-------- DATA SUPPLIED --------

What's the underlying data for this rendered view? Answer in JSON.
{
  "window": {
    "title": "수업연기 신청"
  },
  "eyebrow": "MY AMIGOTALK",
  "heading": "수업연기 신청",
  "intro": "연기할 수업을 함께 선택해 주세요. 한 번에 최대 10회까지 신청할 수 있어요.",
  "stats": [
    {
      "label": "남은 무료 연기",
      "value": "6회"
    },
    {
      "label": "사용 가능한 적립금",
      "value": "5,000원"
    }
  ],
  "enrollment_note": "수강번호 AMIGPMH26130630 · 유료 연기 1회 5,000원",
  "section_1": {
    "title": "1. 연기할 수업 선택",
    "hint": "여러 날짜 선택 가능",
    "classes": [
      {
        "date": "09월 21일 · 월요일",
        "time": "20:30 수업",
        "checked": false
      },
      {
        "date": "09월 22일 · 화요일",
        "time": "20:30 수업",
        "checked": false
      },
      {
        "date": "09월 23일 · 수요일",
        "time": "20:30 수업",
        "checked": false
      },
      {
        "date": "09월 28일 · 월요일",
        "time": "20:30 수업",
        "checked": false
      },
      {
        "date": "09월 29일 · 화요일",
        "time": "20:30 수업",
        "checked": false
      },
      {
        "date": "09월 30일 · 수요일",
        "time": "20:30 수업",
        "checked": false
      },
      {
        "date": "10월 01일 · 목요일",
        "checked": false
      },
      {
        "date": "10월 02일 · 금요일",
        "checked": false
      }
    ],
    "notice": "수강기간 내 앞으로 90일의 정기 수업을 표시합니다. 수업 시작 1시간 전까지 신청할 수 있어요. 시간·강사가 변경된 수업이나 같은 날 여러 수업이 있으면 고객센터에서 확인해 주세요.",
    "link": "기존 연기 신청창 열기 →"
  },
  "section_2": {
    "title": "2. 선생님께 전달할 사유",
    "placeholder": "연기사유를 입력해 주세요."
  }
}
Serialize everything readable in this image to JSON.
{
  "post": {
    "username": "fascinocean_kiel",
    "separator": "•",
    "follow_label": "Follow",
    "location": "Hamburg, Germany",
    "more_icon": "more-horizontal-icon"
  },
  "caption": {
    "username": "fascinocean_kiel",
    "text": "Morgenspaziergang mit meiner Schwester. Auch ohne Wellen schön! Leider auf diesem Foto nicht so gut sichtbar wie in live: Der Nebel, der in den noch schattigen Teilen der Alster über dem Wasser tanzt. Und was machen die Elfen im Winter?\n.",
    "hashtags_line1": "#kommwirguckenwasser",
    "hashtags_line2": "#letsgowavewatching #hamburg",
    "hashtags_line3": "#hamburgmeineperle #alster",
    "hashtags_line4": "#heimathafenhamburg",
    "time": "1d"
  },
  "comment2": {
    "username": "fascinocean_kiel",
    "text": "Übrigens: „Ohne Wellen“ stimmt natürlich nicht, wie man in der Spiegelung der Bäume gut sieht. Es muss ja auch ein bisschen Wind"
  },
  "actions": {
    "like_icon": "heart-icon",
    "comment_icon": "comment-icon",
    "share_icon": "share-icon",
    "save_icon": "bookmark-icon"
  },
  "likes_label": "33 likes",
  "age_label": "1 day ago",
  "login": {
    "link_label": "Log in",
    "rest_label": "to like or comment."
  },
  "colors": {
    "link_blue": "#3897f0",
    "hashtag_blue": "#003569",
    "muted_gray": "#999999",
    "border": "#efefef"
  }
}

--------
-------- DATA SUPPLIED --------

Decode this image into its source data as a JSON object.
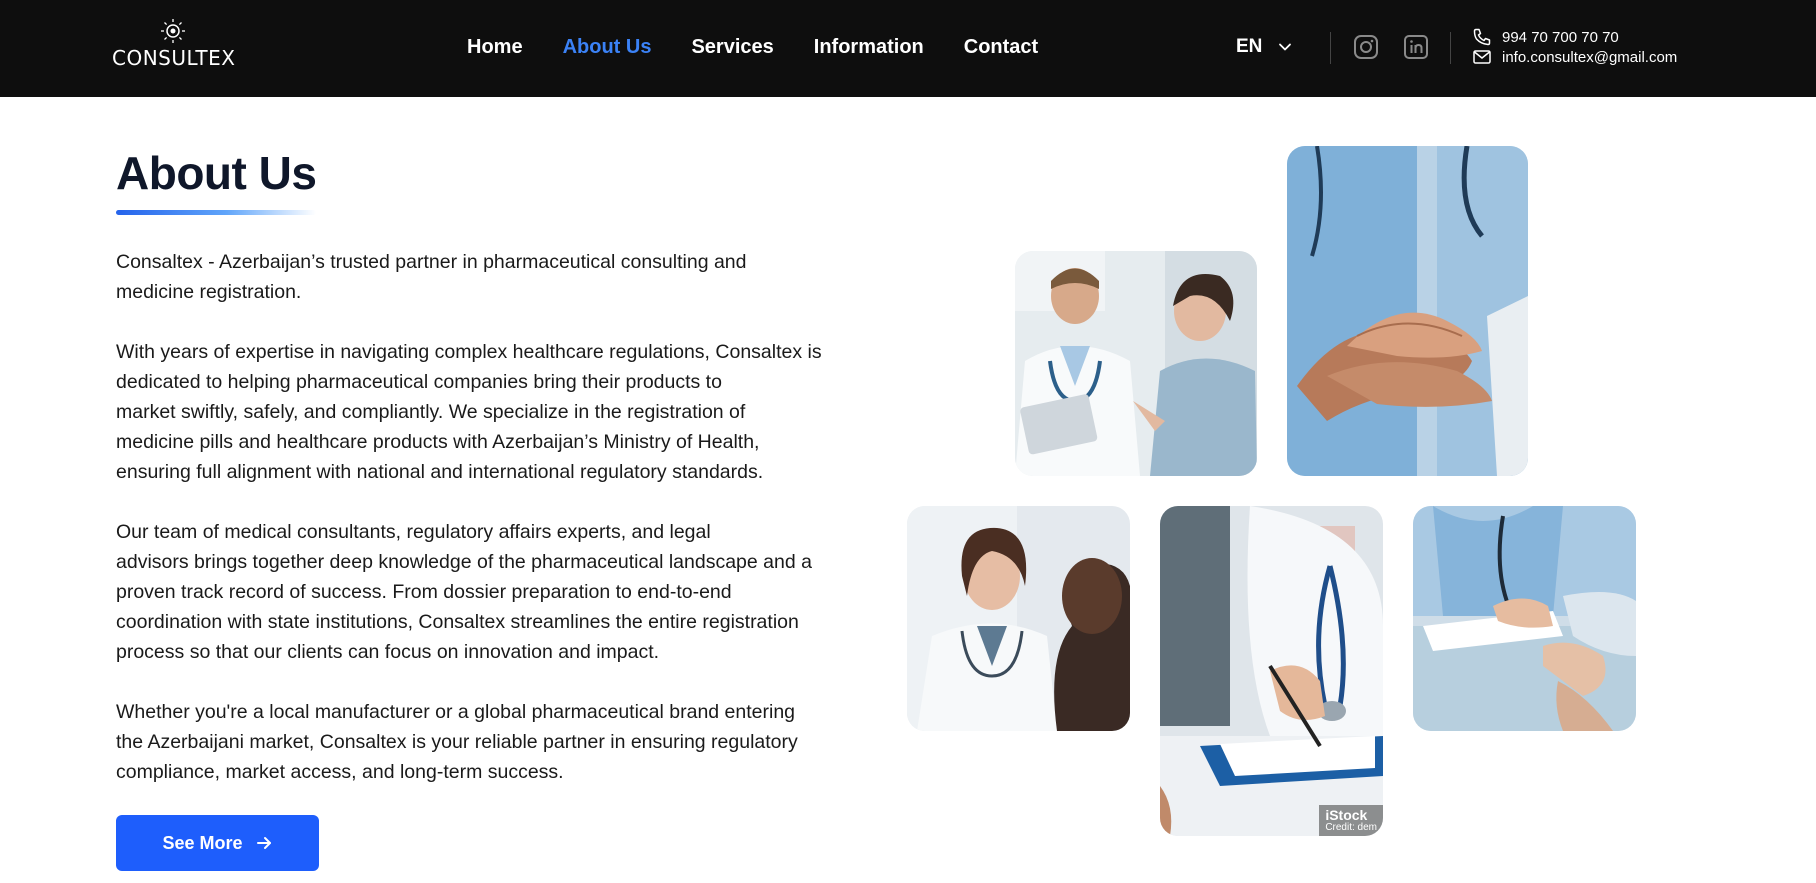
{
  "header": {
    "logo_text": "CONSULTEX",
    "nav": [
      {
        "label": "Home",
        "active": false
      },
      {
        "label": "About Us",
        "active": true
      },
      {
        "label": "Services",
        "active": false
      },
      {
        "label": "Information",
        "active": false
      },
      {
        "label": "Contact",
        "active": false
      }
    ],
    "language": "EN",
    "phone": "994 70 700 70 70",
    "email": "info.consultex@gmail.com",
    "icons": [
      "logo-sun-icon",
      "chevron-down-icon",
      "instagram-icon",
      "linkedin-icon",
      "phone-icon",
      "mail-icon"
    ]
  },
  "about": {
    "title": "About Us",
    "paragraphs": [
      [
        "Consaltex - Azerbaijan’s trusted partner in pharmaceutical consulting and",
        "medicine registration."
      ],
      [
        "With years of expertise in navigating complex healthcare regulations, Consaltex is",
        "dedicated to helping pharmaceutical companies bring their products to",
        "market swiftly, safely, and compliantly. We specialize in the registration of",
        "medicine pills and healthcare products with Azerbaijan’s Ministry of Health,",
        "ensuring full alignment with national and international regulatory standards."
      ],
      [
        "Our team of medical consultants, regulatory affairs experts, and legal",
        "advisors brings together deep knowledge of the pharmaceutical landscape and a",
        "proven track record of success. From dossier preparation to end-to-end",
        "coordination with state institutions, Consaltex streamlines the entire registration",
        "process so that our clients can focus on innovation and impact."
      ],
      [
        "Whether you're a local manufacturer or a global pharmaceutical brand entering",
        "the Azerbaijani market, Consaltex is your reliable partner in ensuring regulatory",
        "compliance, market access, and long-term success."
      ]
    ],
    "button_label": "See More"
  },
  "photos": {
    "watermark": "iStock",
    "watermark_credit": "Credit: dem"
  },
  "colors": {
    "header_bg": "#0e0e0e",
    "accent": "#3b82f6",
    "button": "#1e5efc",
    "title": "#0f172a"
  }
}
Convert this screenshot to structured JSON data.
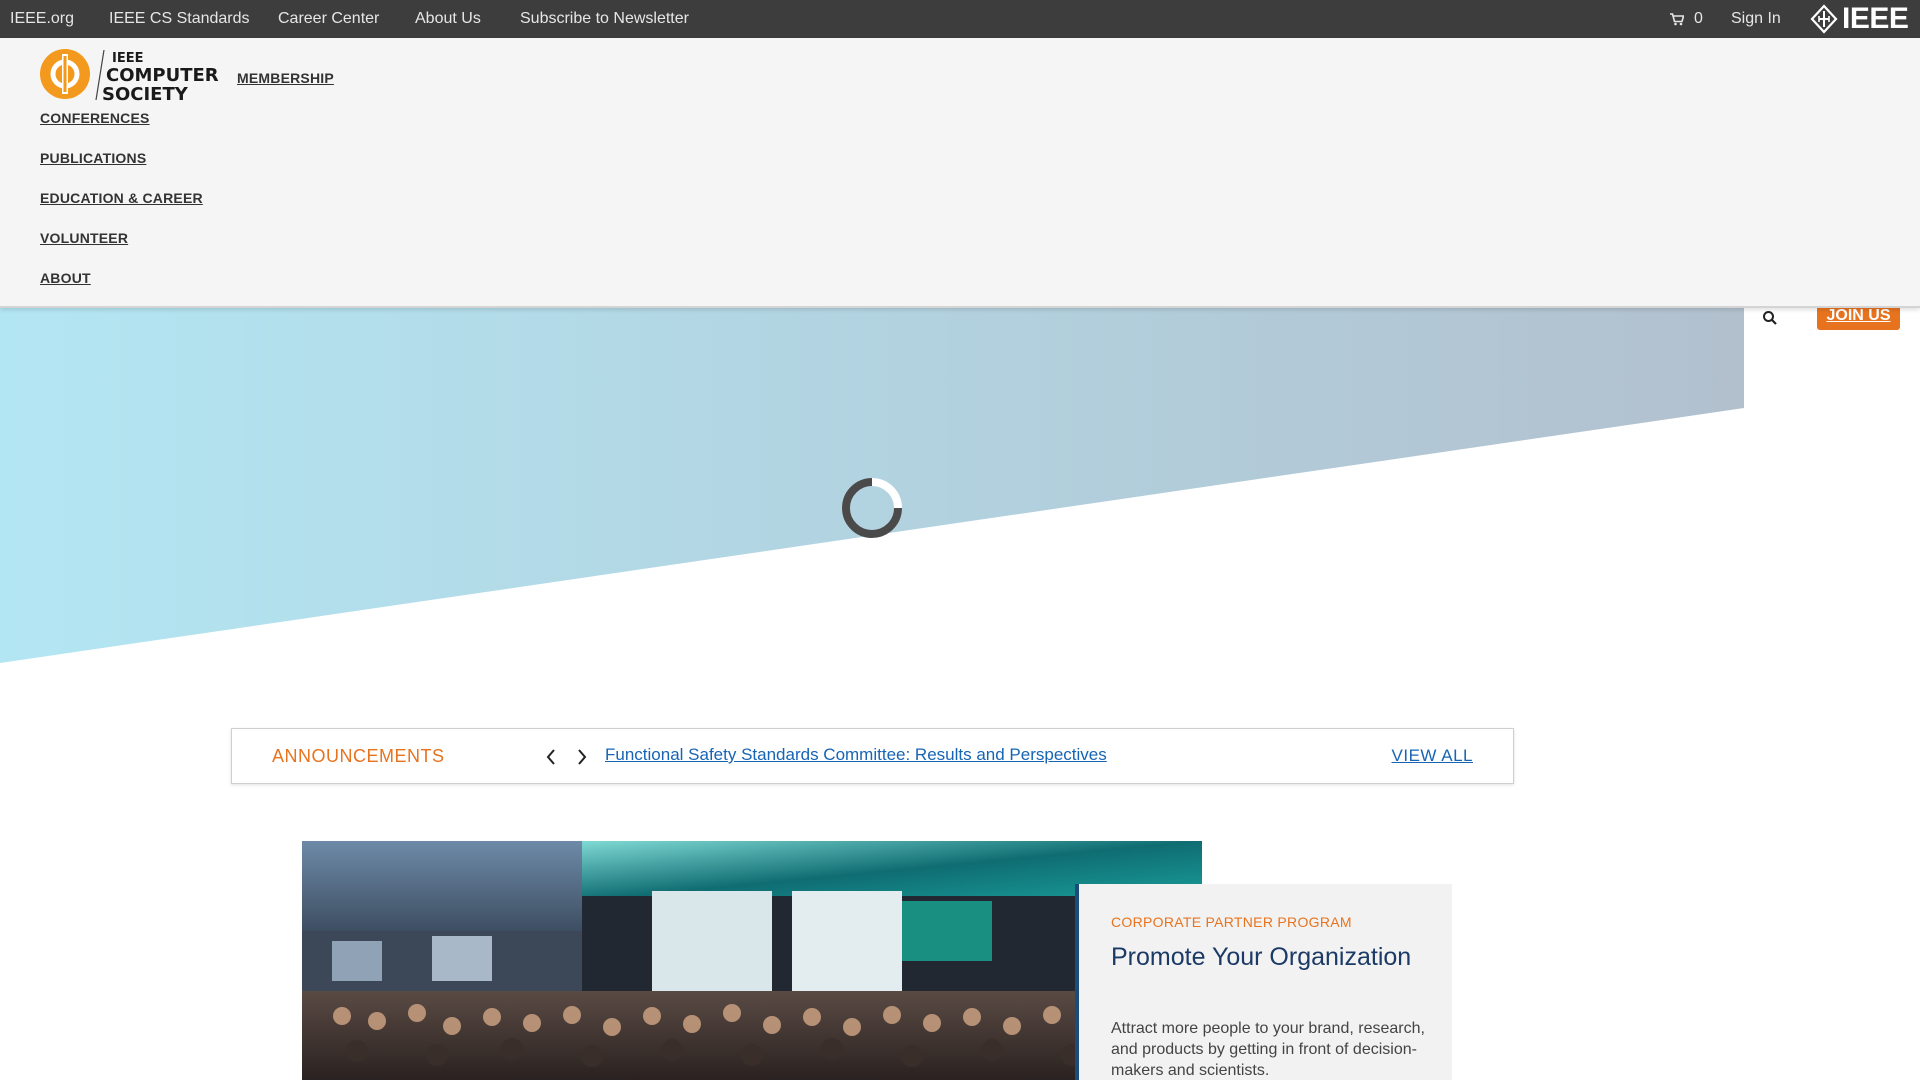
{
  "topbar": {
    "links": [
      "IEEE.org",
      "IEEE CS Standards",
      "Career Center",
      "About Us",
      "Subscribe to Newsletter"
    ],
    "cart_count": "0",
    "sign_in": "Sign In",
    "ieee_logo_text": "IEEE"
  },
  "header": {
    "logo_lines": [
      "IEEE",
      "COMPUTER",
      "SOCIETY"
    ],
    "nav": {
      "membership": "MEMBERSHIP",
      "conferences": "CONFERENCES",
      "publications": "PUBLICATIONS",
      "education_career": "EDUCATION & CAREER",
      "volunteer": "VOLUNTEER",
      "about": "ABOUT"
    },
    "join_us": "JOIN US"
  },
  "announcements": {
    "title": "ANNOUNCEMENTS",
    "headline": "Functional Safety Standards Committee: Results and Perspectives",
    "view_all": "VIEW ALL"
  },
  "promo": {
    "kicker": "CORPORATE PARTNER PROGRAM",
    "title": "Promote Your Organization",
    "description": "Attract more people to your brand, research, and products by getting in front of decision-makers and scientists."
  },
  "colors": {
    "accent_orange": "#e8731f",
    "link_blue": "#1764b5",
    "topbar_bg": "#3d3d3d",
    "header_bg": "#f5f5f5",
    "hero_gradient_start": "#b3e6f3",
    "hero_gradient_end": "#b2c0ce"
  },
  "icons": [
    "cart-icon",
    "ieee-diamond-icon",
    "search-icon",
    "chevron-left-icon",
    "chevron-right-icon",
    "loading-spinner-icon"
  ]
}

--------

INSTRUCTIONS FOR THE TASK: Tally the lines above containing "brand". Answer with the count only.

OUTPUT OF THE EXERCISE: 2